• _REQUIRED WORK_: Quote the listing in full, exactly as given, minus any pictures.

========================

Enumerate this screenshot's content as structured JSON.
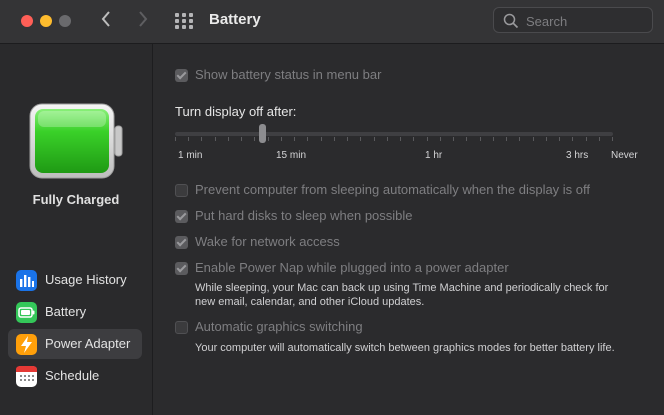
{
  "window": {
    "title": "Battery",
    "search_placeholder": "Search",
    "icons": {
      "back": "chevron-left-icon",
      "forward": "chevron-right-icon",
      "all_prefs": "grid-icon",
      "search": "magnifier-icon"
    }
  },
  "sidebar": {
    "charge_status": "Fully Charged",
    "items": [
      {
        "label": "Usage History",
        "icon": "bar-chart-icon",
        "icon_color": "#1a73e8"
      },
      {
        "label": "Battery",
        "icon": "battery-icon",
        "icon_color": "#34c759"
      },
      {
        "label": "Power Adapter",
        "icon": "lightning-icon",
        "icon_color": "#ff9f0a"
      },
      {
        "label": "Schedule",
        "icon": "calendar-icon",
        "icon_color": "#ffffff"
      }
    ],
    "selected": "Power Adapter"
  },
  "main": {
    "show_status": {
      "label": "Show battery status in menu bar",
      "checked": true,
      "enabled": false
    },
    "display_off": {
      "title": "Turn display off after:",
      "ticks": [
        "1 min",
        "15 min",
        "1 hr",
        "3 hrs",
        "Never"
      ],
      "value": "10 min"
    },
    "prevent_sleep": {
      "label": "Prevent computer from sleeping automatically when the display is off",
      "checked": false
    },
    "hard_disks": {
      "label": "Put hard disks to sleep when possible",
      "checked": true
    },
    "wake_network": {
      "label": "Wake for network access",
      "checked": true
    },
    "power_nap": {
      "label": "Enable Power Nap while plugged into a power adapter",
      "checked": true,
      "description_line1": "While sleeping, your Mac can back up using Time Machine and periodically check for",
      "description_line2": "new email, calendar, and other iCloud updates."
    },
    "graphics_switching": {
      "label": "Automatic graphics switching",
      "checked": false,
      "description": "Your computer will automatically switch between graphics modes for better battery life."
    }
  },
  "colors": {
    "battery_fill": "#3ad129",
    "accent": "#0a84ff"
  }
}
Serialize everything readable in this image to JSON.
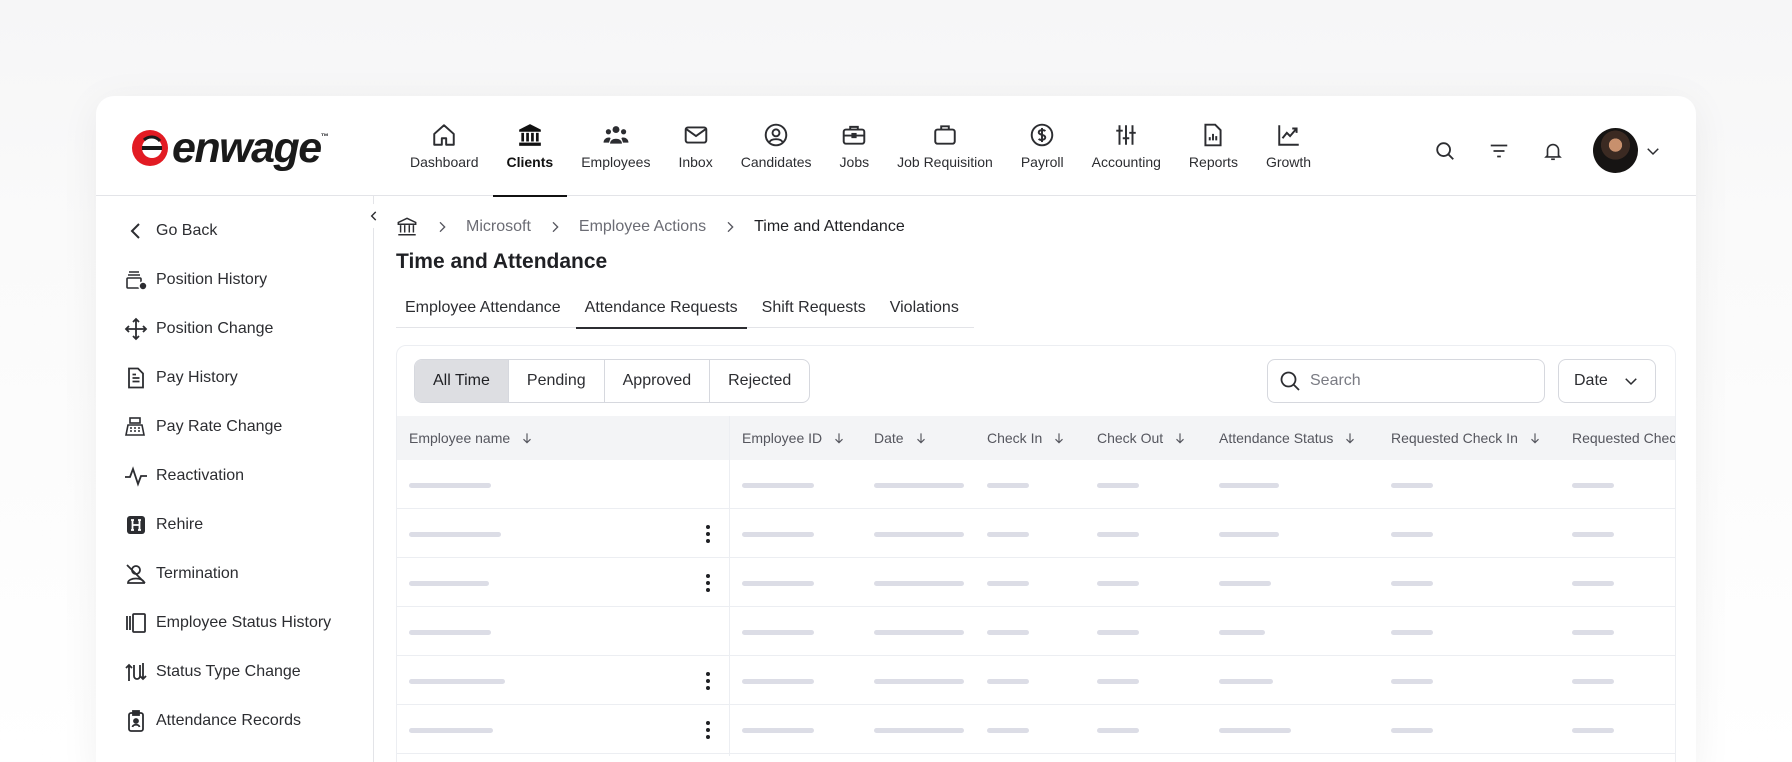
{
  "brand": {
    "name": "enwage",
    "trademark": "™",
    "accent_color": "#e21b23"
  },
  "nav": [
    {
      "label": "Dashboard",
      "icon": "home-icon",
      "active": false
    },
    {
      "label": "Clients",
      "icon": "bank-icon",
      "active": true
    },
    {
      "label": "Employees",
      "icon": "users-icon",
      "active": false
    },
    {
      "label": "Inbox",
      "icon": "mail-icon",
      "active": false
    },
    {
      "label": "Candidates",
      "icon": "user-circle-icon",
      "active": false
    },
    {
      "label": "Jobs",
      "icon": "briefcase-icon",
      "active": false
    },
    {
      "label": "Job Requisition",
      "icon": "bag-icon",
      "active": false
    },
    {
      "label": "Payroll",
      "icon": "dollar-icon",
      "active": false
    },
    {
      "label": "Accounting",
      "icon": "sliders-icon",
      "active": false
    },
    {
      "label": "Reports",
      "icon": "report-icon",
      "active": false
    },
    {
      "label": "Growth",
      "icon": "trend-icon",
      "active": false
    }
  ],
  "sidebar": {
    "items": [
      {
        "label": "Go Back",
        "icon": "chevron-left-icon"
      },
      {
        "label": "Position History",
        "icon": "position-history-icon"
      },
      {
        "label": "Position Change",
        "icon": "move-icon"
      },
      {
        "label": "Pay History",
        "icon": "document-icon"
      },
      {
        "label": "Pay Rate Change",
        "icon": "register-icon"
      },
      {
        "label": "Reactivation",
        "icon": "pulse-icon"
      },
      {
        "label": "Rehire",
        "icon": "h-badge-icon"
      },
      {
        "label": "Termination",
        "icon": "user-off-icon"
      },
      {
        "label": "Employee Status History",
        "icon": "status-history-icon"
      },
      {
        "label": "Status Type Change",
        "icon": "status-change-icon"
      },
      {
        "label": "Attendance Records",
        "icon": "clipboard-icon"
      }
    ]
  },
  "breadcrumb": {
    "root_icon": "bank-icon",
    "items": [
      "Microsoft",
      "Employee Actions",
      "Time and Attendance"
    ]
  },
  "page": {
    "title": "Time and Attendance"
  },
  "tabs": [
    {
      "label": "Employee Attendance",
      "active": false
    },
    {
      "label": "Attendance Requests",
      "active": true
    },
    {
      "label": "Shift Requests",
      "active": false
    },
    {
      "label": "Violations",
      "active": false
    }
  ],
  "filters": [
    {
      "label": "All Time",
      "active": true
    },
    {
      "label": "Pending",
      "active": false
    },
    {
      "label": "Approved",
      "active": false
    },
    {
      "label": "Rejected",
      "active": false
    }
  ],
  "search": {
    "placeholder": "Search"
  },
  "date_select": {
    "label": "Date"
  },
  "table": {
    "columns": [
      "Employee name",
      "Employee ID",
      "Date",
      "Check In",
      "Check Out",
      "Attendance Status",
      "Requested Check In",
      "Requested Chec"
    ],
    "rows": [
      {
        "kebab": false
      },
      {
        "kebab": true
      },
      {
        "kebab": true
      },
      {
        "kebab": false
      },
      {
        "kebab": true
      },
      {
        "kebab": true
      }
    ]
  }
}
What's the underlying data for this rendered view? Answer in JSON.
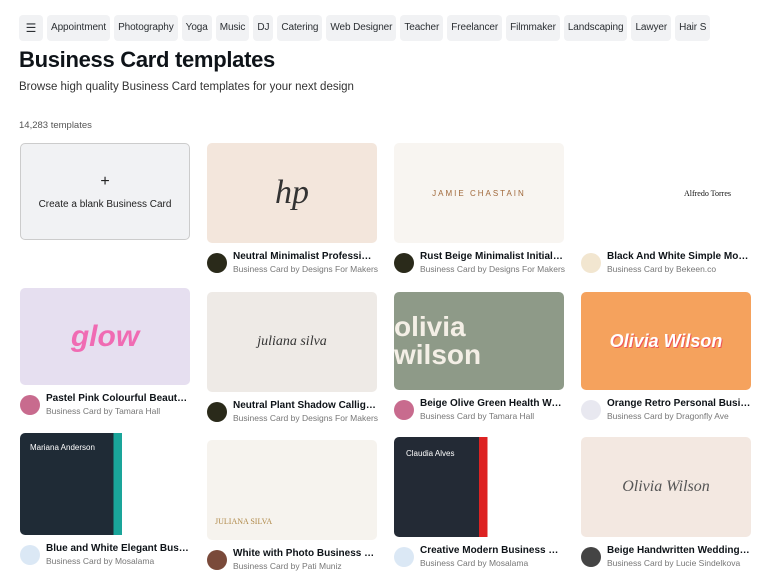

========================

• _THE RESPONSE_:
Enumerate this screenshot's content as structured JSON.
{
  "window": {
    "title": "Battery",
    "search_placeholder": "Search",
    "icons": {
      "back": "chevron-left-icon",
      "forward": "chevron-right-icon",
      "all_prefs": "grid-icon",
      "search": "magnifier-icon"
    }
  },
  "sidebar": {
    "charge_status": "Fully Charged",
    "items": [
      {
        "label": "Usage History",
        "icon": "bar-chart-icon",
        "icon_color": "#1a73e8"
      },
      {
        "label": "Battery",
        "icon": "battery-icon",
        "icon_color": "#34c759"
      },
      {
        "label": "Power Adapter",
        "icon": "lightning-icon",
        "icon_color": "#ff9f0a"
      },
      {
        "label": "Schedule",
        "icon": "calendar-icon",
        "icon_color": "#ffffff"
      }
    ],
    "selected": "Power Adapter"
  },
  "main": {
    "show_status": {
      "label": "Show battery status in menu bar",
      "checked": true,
      "enabled": false
    },
    "display_off": {
      "title": "Turn display off after:",
      "ticks": [
        "1 min",
        "15 min",
        "1 hr",
        "3 hrs",
        "Never"
      ],
      "value": "10 min"
    },
    "prevent_sleep": {
      "label": "Prevent computer from sleeping automatically when the display is off",
      "checked": false
    },
    "hard_disks": {
      "label": "Put hard disks to sleep when possible",
      "checked": true
    },
    "wake_network": {
      "label": "Wake for network access",
      "checked": true
    },
    "power_nap": {
      "label": "Enable Power Nap while plugged into a power adapter",
      "checked": true,
      "description_line1": "While sleeping, your Mac can back up using Time Machine and periodically check for",
      "description_line2": "new email, calendar, and other iCloud updates."
    },
    "graphics_switching": {
      "label": "Automatic graphics switching",
      "checked": false,
      "description": "Your computer will automatically switch between graphics modes for better battery life."
    }
  },
  "colors": {
    "battery_fill": "#3ad129",
    "accent": "#0a84ff"
  }
}
Serialize everything readable in this image to JSON.
{
  "brand": {
    "name": "enwage",
    "trademark": "™",
    "accent_color": "#e21b23"
  },
  "nav": [
    {
      "label": "Dashboard",
      "icon": "home-icon",
      "active": false
    },
    {
      "label": "Clients",
      "icon": "bank-icon",
      "active": true
    },
    {
      "label": "Employees",
      "icon": "users-icon",
      "active": false
    },
    {
      "label": "Inbox",
      "icon": "mail-icon",
      "active": false
    },
    {
      "label": "Candidates",
      "icon": "user-circle-icon",
      "active": false
    },
    {
      "label": "Jobs",
      "icon": "briefcase-icon",
      "active": false
    },
    {
      "label": "Job Requisition",
      "icon": "bag-icon",
      "active": false
    },
    {
      "label": "Payroll",
      "icon": "dollar-icon",
      "active": false
    },
    {
      "label": "Accounting",
      "icon": "sliders-icon",
      "active": false
    },
    {
      "label": "Reports",
      "icon": "report-icon",
      "active": false
    },
    {
      "label": "Growth",
      "icon": "trend-icon",
      "active": false
    }
  ],
  "sidebar": {
    "items": [
      {
        "label": "Go Back",
        "icon": "chevron-left-icon"
      },
      {
        "label": "Position History",
        "icon": "position-history-icon"
      },
      {
        "label": "Position Change",
        "icon": "move-icon"
      },
      {
        "label": "Pay History",
        "icon": "document-icon"
      },
      {
        "label": "Pay Rate Change",
        "icon": "register-icon"
      },
      {
        "label": "Reactivation",
        "icon": "pulse-icon"
      },
      {
        "label": "Rehire",
        "icon": "h-badge-icon"
      },
      {
        "label": "Termination",
        "icon": "user-off-icon"
      },
      {
        "label": "Employee Status History",
        "icon": "status-history-icon"
      },
      {
        "label": "Status Type Change",
        "icon": "status-change-icon"
      },
      {
        "label": "Attendance Records",
        "icon": "clipboard-icon"
      }
    ]
  },
  "breadcrumb": {
    "root_icon": "bank-icon",
    "items": [
      "Microsoft",
      "Employee Actions",
      "Time and Attendance"
    ]
  },
  "page": {
    "title": "Time and Attendance"
  },
  "tabs": [
    {
      "label": "Employee Attendance",
      "active": false
    },
    {
      "label": "Attendance Requests",
      "active": true
    },
    {
      "label": "Shift Requests",
      "active": false
    },
    {
      "label": "Violations",
      "active": false
    }
  ],
  "filters": [
    {
      "label": "All Time",
      "active": true
    },
    {
      "label": "Pending",
      "active": false
    },
    {
      "label": "Approved",
      "active": false
    },
    {
      "label": "Rejected",
      "active": false
    }
  ],
  "search": {
    "placeholder": "Search"
  },
  "date_select": {
    "label": "Date"
  },
  "table": {
    "columns": [
      "Employee name",
      "Employee ID",
      "Date",
      "Check In",
      "Check Out",
      "Attendance Status",
      "Requested Check In",
      "Requested Chec"
    ],
    "rows": [
      {
        "kebab": false
      },
      {
        "kebab": true
      },
      {
        "kebab": true
      },
      {
        "kebab": false
      },
      {
        "kebab": true
      },
      {
        "kebab": true
      }
    ]
  }
}
What's the underlying data for this rendered view? Answer in JSON.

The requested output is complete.